■ WHAT YOU ARE ASKED TO DO: Count lines holding the word "true". Only the number is wanted.

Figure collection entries

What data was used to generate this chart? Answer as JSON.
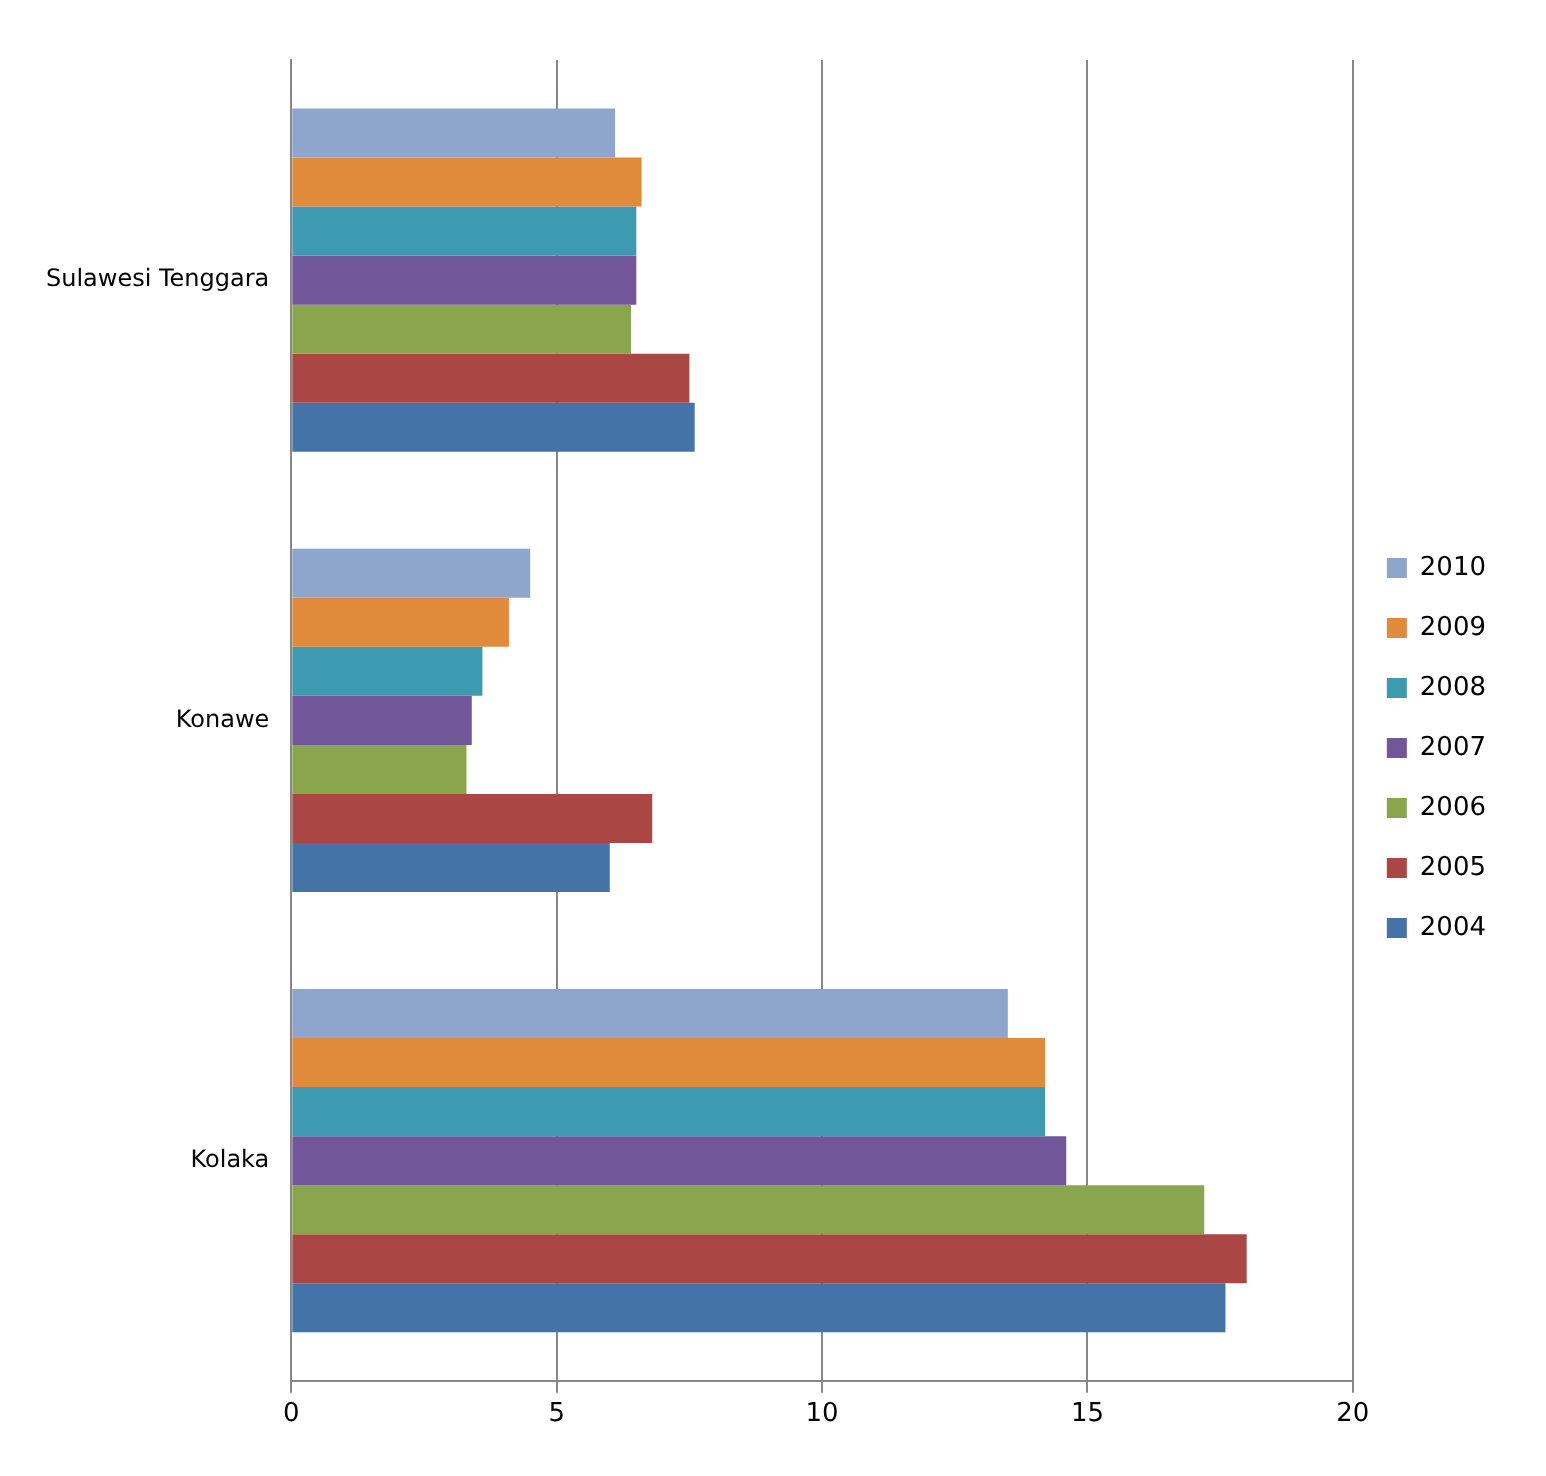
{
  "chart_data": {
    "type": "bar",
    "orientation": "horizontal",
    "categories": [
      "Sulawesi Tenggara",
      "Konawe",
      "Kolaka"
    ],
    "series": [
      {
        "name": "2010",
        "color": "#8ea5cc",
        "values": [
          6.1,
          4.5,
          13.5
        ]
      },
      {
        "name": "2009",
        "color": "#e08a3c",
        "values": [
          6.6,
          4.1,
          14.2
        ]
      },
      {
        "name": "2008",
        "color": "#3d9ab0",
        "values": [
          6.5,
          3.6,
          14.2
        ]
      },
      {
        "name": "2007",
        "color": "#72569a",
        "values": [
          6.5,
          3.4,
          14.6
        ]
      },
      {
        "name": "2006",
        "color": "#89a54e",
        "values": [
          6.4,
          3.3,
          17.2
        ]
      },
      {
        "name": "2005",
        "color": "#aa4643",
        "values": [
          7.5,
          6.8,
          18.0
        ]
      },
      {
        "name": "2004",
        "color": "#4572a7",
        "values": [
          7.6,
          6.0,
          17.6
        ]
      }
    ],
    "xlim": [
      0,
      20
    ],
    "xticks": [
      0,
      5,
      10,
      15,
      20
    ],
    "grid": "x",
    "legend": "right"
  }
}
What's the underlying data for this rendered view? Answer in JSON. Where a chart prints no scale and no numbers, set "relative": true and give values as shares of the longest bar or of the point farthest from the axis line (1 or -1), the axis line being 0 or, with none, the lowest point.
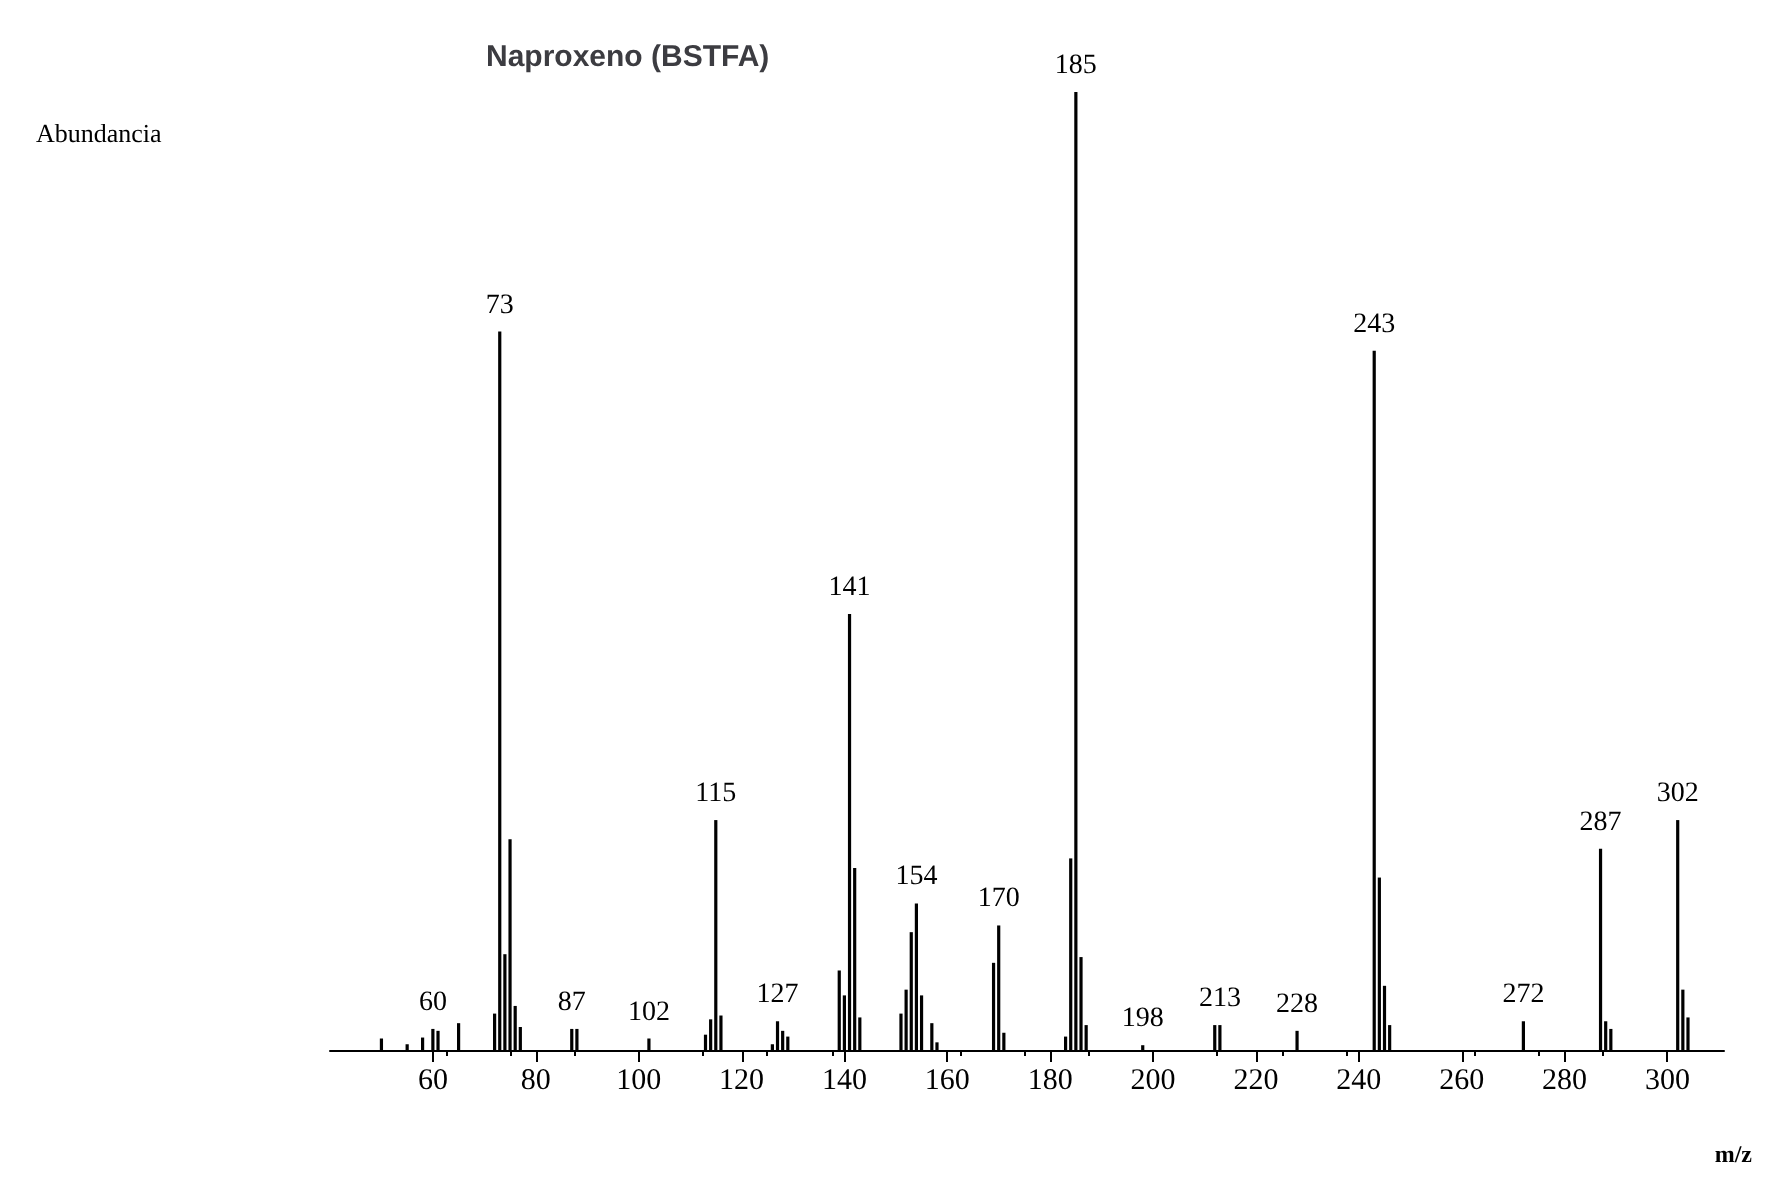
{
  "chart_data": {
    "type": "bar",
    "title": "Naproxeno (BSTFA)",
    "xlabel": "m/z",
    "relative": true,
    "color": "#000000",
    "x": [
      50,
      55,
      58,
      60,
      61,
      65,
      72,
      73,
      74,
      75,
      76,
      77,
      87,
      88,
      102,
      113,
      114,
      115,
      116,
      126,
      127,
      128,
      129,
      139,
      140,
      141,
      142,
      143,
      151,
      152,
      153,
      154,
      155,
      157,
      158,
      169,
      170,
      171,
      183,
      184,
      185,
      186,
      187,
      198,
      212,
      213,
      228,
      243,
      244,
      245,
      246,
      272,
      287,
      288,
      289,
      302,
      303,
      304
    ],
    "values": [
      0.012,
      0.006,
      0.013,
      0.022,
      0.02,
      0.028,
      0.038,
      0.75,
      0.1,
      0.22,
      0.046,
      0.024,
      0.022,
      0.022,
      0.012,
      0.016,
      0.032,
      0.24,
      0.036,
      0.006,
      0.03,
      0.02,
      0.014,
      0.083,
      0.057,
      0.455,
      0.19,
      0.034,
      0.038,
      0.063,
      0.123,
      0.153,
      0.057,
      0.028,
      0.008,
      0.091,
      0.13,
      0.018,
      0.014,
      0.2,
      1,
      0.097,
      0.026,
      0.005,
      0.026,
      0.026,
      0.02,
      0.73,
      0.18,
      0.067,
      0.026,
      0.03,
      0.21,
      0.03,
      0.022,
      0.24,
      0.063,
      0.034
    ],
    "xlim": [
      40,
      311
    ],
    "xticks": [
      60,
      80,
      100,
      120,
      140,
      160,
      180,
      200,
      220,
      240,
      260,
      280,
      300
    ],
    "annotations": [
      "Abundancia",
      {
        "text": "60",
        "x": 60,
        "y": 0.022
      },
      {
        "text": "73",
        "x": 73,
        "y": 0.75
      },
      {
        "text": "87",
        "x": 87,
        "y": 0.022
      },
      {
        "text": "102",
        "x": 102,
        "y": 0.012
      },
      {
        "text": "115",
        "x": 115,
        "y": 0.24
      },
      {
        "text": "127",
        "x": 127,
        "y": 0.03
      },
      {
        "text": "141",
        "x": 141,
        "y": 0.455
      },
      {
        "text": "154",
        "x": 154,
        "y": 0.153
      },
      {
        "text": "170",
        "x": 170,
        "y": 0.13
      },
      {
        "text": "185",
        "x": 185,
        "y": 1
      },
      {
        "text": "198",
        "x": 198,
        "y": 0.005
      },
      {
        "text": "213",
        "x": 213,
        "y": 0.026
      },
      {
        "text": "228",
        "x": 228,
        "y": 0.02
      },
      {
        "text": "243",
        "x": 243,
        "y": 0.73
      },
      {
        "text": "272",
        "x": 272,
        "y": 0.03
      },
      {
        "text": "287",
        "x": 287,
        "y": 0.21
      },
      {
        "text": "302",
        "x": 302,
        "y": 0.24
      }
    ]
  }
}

■ TASK RESULT: 2